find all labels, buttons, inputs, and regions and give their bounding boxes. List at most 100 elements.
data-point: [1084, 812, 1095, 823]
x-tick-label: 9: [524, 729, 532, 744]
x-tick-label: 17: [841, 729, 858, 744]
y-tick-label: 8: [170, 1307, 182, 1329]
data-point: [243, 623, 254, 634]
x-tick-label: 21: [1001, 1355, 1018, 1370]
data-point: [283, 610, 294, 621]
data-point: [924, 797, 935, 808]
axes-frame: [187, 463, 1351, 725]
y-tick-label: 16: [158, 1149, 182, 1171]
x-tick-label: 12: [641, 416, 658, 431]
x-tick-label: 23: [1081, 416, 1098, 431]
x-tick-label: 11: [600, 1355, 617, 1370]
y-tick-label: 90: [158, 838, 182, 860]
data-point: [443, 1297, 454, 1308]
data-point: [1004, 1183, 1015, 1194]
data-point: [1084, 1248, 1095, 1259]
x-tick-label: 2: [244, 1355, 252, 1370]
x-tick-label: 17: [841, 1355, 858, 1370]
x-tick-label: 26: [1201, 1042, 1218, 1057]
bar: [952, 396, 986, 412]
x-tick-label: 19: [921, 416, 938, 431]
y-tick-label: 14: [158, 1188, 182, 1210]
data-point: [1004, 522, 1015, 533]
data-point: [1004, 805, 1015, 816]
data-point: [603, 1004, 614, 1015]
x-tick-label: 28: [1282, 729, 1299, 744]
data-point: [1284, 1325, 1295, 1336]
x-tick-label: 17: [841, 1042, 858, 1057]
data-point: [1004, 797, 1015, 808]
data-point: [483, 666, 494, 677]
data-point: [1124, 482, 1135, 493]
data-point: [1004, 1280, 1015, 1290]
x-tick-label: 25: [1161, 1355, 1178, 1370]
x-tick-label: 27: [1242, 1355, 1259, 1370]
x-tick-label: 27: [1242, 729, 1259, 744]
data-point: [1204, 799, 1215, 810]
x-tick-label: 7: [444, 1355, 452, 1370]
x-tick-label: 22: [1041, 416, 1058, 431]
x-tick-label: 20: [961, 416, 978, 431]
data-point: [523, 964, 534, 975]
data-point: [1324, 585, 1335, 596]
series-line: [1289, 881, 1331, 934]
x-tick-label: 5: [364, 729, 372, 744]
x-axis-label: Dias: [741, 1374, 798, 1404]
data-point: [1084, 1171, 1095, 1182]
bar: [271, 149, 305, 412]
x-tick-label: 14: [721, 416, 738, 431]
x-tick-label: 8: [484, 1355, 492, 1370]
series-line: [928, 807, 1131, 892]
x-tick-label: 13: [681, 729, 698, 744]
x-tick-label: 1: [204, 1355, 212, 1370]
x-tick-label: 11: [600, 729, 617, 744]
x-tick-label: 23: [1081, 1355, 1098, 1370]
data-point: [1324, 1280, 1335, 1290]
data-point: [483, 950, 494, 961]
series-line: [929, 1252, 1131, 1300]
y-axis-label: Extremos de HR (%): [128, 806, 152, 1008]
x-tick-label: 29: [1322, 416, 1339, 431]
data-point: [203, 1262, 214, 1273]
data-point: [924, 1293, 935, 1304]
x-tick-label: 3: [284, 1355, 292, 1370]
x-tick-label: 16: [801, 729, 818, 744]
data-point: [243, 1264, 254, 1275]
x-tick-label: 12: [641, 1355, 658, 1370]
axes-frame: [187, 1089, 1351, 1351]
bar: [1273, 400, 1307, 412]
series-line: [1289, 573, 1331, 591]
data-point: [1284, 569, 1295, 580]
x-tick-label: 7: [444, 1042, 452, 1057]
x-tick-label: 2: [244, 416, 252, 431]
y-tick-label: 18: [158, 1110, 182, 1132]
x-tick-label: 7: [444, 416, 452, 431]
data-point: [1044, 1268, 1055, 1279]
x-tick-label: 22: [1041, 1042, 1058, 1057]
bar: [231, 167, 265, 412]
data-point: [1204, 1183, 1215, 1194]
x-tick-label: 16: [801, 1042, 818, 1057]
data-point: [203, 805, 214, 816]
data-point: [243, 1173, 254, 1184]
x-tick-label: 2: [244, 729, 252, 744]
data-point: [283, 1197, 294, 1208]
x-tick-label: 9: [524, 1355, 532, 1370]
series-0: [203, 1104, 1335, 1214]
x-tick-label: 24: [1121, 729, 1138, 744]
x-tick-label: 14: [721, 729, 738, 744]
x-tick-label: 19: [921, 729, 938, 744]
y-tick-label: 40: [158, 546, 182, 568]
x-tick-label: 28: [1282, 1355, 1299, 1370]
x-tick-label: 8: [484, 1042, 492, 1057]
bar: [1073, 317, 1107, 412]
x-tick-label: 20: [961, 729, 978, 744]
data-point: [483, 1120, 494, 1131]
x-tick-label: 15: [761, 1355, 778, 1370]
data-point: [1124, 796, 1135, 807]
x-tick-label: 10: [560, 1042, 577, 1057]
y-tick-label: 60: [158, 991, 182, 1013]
_____
▶ Exercise goal: Copy all the records above with every "data-point" replaced by "marker", and keep everything else the same.

▶ The solution:
find all labels, buttons, inputs, and regions and give their bounding boxes. List at most 100 elements.
marker: [1084, 812, 1095, 823]
x-tick-label: 9: [524, 729, 532, 744]
x-tick-label: 17: [841, 729, 858, 744]
y-tick-label: 8: [170, 1307, 182, 1329]
marker: [243, 623, 254, 634]
x-tick-label: 21: [1001, 1355, 1018, 1370]
marker: [283, 610, 294, 621]
marker: [924, 797, 935, 808]
axes-frame: [187, 463, 1351, 725]
y-tick-label: 16: [158, 1149, 182, 1171]
x-tick-label: 12: [641, 416, 658, 431]
x-tick-label: 23: [1081, 416, 1098, 431]
x-tick-label: 11: [600, 1355, 617, 1370]
y-tick-label: 90: [158, 838, 182, 860]
marker: [443, 1297, 454, 1308]
marker: [1004, 1183, 1015, 1194]
marker: [1084, 1248, 1095, 1259]
x-tick-label: 2: [244, 1355, 252, 1370]
x-tick-label: 17: [841, 1355, 858, 1370]
x-tick-label: 26: [1201, 1042, 1218, 1057]
bar: [952, 396, 986, 412]
x-tick-label: 19: [921, 416, 938, 431]
y-tick-label: 14: [158, 1188, 182, 1210]
marker: [1004, 522, 1015, 533]
marker: [1004, 805, 1015, 816]
marker: [603, 1004, 614, 1015]
x-tick-label: 28: [1282, 729, 1299, 744]
marker: [1284, 1325, 1295, 1336]
x-tick-label: 17: [841, 1042, 858, 1057]
marker: [1004, 797, 1015, 808]
marker: [483, 666, 494, 677]
marker: [1124, 482, 1135, 493]
marker: [1004, 1280, 1015, 1290]
x-tick-label: 25: [1161, 1355, 1178, 1370]
x-tick-label: 27: [1242, 1355, 1259, 1370]
x-tick-label: 27: [1242, 729, 1259, 744]
marker: [1204, 799, 1215, 810]
x-tick-label: 7: [444, 1355, 452, 1370]
x-tick-label: 22: [1041, 416, 1058, 431]
x-tick-label: 20: [961, 416, 978, 431]
marker: [523, 964, 534, 975]
marker: [1324, 585, 1335, 596]
series-line: [1289, 881, 1331, 934]
x-tick-label: 5: [364, 729, 372, 744]
x-axis-label: Dias: [741, 1374, 798, 1404]
marker: [1084, 1171, 1095, 1182]
bar: [271, 149, 305, 412]
x-tick-label: 14: [721, 416, 738, 431]
x-tick-label: 8: [484, 1355, 492, 1370]
series-line: [928, 807, 1131, 892]
x-tick-label: 13: [681, 729, 698, 744]
x-tick-label: 1: [204, 1355, 212, 1370]
x-tick-label: 11: [600, 729, 617, 744]
x-tick-label: 23: [1081, 1355, 1098, 1370]
marker: [1324, 1280, 1335, 1290]
marker: [483, 950, 494, 961]
series-line: [929, 1252, 1131, 1300]
y-axis-label: Extremos de HR (%): [128, 806, 152, 1008]
x-tick-label: 29: [1322, 416, 1339, 431]
marker: [203, 1262, 214, 1273]
marker: [924, 1293, 935, 1304]
x-tick-label: 3: [284, 1355, 292, 1370]
x-tick-label: 16: [801, 729, 818, 744]
marker: [243, 1264, 254, 1275]
x-tick-label: 12: [641, 1355, 658, 1370]
axes-frame: [187, 1089, 1351, 1351]
bar: [1273, 400, 1307, 412]
series-line: [1289, 573, 1331, 591]
marker: [1284, 569, 1295, 580]
x-tick-label: 7: [444, 1042, 452, 1057]
x-tick-label: 2: [244, 416, 252, 431]
y-tick-label: 18: [158, 1110, 182, 1132]
x-tick-label: 7: [444, 416, 452, 431]
marker: [1044, 1268, 1055, 1279]
x-tick-label: 22: [1041, 1042, 1058, 1057]
bar: [231, 167, 265, 412]
marker: [1204, 1183, 1215, 1194]
x-tick-label: 16: [801, 1042, 818, 1057]
marker: [203, 805, 214, 816]
marker: [243, 1173, 254, 1184]
x-tick-label: 2: [244, 729, 252, 744]
marker: [283, 1197, 294, 1208]
x-tick-label: 9: [524, 1355, 532, 1370]
series-0: [203, 1104, 1335, 1214]
x-tick-label: 24: [1121, 729, 1138, 744]
x-tick-label: 14: [721, 729, 738, 744]
x-tick-label: 19: [921, 729, 938, 744]
y-tick-label: 40: [158, 546, 182, 568]
x-tick-label: 28: [1282, 1355, 1299, 1370]
x-tick-label: 8: [484, 1042, 492, 1057]
bar: [1073, 317, 1107, 412]
x-tick-label: 20: [961, 729, 978, 744]
marker: [483, 1120, 494, 1131]
x-tick-label: 15: [761, 1355, 778, 1370]
marker: [1124, 796, 1135, 807]
x-tick-label: 10: [560, 1042, 577, 1057]
y-tick-label: 60: [158, 991, 182, 1013]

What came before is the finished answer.